What to produce »
Wherever the word "Types" appears in a line, extract that line.

Stored data entries:
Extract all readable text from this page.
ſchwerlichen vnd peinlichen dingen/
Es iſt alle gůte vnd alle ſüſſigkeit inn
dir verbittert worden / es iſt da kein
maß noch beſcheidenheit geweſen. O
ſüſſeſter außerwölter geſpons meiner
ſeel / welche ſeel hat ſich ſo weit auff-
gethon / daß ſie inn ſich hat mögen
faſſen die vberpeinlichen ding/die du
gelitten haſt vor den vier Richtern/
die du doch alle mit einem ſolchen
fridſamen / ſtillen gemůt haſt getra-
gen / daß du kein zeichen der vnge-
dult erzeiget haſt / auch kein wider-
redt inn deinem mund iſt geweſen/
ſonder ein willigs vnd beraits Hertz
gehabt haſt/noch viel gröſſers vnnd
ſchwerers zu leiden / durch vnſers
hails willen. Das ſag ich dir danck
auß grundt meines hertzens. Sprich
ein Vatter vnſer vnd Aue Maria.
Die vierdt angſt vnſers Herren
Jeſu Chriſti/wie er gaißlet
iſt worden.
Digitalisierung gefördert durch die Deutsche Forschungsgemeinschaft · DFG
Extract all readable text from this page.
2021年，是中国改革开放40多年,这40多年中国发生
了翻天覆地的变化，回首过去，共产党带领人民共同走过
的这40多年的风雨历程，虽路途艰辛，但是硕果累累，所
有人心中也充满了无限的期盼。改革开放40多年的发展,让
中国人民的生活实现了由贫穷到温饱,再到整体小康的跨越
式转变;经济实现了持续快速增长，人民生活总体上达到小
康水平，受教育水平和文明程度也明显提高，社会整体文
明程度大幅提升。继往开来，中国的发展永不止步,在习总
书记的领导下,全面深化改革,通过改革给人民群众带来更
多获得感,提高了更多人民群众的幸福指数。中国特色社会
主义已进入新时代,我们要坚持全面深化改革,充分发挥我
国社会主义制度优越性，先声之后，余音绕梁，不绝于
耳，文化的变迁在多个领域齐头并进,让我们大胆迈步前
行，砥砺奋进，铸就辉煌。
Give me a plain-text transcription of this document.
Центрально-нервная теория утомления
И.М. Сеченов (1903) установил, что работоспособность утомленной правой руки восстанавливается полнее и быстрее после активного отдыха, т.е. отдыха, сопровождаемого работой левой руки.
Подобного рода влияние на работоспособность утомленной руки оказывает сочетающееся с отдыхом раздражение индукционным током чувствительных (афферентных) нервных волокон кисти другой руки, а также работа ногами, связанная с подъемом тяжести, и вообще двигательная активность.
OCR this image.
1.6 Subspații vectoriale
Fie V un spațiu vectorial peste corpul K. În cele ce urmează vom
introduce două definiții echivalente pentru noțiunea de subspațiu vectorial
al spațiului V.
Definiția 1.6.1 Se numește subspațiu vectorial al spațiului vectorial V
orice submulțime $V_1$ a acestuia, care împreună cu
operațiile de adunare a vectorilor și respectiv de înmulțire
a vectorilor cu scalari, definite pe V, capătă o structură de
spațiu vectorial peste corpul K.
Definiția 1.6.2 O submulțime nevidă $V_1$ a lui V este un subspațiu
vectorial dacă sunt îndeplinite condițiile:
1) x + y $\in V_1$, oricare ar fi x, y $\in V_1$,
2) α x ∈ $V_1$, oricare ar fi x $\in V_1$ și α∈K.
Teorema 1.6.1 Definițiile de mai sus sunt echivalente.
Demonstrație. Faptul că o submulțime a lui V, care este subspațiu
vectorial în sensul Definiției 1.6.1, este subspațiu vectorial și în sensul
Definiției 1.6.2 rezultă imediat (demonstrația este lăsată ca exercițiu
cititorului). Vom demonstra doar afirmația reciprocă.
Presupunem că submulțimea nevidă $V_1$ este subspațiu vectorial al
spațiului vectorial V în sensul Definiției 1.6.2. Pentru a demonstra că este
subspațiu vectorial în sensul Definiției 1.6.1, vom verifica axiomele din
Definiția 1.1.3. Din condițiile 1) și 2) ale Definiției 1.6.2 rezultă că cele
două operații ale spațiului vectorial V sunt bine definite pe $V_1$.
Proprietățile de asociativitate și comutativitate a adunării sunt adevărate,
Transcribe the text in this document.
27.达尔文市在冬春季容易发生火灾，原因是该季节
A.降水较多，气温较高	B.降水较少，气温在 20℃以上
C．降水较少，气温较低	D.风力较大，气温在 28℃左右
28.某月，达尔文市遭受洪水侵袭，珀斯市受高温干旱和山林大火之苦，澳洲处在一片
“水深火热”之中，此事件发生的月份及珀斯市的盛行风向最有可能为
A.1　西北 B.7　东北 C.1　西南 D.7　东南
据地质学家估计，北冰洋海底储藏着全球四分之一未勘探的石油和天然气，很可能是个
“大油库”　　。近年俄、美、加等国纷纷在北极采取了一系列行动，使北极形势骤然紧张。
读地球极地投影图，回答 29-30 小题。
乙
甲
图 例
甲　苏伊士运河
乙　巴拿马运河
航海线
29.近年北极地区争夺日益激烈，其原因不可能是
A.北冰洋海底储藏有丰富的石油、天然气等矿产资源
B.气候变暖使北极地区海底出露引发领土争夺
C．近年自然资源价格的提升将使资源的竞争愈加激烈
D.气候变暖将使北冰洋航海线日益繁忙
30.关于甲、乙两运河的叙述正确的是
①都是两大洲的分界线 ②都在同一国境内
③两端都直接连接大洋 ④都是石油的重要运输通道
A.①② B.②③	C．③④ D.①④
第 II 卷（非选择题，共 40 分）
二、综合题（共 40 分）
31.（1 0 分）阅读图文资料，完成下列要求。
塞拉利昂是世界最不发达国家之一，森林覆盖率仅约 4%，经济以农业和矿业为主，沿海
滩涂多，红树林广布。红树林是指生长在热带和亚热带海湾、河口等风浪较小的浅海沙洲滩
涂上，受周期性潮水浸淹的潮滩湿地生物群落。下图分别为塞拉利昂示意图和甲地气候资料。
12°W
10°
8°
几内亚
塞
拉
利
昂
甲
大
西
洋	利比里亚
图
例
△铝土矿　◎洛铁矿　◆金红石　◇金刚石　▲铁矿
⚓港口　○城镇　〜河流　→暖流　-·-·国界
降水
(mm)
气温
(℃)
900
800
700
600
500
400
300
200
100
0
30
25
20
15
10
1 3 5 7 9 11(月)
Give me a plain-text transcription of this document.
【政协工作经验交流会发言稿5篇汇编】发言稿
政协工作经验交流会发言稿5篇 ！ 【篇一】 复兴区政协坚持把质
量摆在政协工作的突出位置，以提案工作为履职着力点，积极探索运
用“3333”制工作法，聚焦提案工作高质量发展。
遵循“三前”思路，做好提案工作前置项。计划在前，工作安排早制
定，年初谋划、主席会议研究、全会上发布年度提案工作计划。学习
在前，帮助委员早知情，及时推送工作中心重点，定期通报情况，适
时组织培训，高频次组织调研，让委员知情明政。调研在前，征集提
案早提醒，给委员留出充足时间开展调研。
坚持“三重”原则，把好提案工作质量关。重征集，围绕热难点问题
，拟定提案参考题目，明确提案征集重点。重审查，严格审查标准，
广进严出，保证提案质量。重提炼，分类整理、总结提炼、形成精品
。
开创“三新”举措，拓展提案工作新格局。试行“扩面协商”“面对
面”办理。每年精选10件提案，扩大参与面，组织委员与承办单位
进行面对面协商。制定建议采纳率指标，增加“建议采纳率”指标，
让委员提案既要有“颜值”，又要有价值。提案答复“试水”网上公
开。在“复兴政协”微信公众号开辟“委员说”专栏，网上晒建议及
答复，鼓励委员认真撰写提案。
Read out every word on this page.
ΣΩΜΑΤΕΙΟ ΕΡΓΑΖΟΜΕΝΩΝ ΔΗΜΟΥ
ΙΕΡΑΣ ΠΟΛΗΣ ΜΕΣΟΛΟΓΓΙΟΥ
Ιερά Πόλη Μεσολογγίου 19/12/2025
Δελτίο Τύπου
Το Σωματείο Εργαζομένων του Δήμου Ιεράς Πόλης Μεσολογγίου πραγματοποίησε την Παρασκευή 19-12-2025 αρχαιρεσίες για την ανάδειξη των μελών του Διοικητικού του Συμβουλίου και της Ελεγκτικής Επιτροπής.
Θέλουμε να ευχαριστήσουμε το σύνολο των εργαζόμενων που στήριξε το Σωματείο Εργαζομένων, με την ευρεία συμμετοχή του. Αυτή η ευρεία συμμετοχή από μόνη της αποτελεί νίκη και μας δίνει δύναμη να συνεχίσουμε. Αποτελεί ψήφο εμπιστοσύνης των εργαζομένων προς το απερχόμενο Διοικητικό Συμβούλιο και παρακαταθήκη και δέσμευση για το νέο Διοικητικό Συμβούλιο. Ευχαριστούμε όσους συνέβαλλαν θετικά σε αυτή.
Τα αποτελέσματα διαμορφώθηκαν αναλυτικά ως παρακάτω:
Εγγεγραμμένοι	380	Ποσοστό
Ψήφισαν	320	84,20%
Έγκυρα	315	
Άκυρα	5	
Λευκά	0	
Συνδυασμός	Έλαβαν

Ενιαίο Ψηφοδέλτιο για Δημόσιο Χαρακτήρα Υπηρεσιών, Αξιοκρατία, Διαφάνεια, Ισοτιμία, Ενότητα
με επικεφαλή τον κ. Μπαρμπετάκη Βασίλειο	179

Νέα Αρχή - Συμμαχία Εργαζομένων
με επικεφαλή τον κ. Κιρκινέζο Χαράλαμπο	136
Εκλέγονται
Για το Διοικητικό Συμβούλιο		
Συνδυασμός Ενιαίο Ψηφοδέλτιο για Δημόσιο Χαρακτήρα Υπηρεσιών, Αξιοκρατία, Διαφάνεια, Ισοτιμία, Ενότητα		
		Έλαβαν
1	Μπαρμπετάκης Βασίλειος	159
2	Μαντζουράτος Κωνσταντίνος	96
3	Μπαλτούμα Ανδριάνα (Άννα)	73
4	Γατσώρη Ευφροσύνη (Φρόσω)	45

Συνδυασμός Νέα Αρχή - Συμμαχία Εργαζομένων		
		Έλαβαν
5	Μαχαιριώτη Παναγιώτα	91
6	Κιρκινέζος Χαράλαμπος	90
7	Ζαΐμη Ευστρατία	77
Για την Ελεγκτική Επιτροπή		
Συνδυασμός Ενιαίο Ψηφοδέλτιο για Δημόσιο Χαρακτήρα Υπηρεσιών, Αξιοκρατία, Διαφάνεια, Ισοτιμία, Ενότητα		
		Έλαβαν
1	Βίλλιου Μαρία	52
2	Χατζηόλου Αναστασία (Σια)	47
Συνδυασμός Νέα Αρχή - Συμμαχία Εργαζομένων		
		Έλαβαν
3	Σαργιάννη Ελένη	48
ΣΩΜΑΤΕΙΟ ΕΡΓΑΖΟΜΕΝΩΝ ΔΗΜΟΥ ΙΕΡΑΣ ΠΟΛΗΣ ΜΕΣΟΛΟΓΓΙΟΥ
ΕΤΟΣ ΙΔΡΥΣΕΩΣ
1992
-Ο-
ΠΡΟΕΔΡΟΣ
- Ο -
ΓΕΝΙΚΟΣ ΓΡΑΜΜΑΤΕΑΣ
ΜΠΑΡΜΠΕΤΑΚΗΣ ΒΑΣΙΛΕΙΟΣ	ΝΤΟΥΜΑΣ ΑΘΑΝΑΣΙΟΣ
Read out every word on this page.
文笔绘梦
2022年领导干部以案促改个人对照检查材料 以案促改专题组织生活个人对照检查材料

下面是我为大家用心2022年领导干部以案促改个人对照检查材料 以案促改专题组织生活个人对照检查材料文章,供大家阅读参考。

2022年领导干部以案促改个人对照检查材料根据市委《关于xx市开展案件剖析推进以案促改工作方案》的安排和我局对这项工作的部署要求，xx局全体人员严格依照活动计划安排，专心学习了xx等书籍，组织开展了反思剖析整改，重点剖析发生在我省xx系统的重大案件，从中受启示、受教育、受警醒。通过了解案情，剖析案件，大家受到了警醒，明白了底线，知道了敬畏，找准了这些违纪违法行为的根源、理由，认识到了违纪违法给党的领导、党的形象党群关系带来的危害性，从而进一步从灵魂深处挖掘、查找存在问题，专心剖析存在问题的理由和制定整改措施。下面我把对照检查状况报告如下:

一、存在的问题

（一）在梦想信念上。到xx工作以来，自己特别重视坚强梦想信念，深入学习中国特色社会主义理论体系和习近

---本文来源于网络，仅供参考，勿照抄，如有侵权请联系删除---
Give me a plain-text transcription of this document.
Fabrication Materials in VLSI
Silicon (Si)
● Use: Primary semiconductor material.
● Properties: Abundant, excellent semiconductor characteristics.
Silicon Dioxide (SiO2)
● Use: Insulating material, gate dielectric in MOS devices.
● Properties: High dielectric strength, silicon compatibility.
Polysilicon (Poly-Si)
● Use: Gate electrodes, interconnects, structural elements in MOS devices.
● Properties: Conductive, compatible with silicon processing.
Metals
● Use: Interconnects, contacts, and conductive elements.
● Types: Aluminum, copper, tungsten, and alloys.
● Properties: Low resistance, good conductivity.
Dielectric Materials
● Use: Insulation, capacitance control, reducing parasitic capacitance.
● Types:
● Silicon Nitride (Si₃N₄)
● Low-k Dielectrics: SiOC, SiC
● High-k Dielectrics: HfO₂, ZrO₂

The solution »
● Types: Aluminum, copper, tungsten, and alloys.
● Types:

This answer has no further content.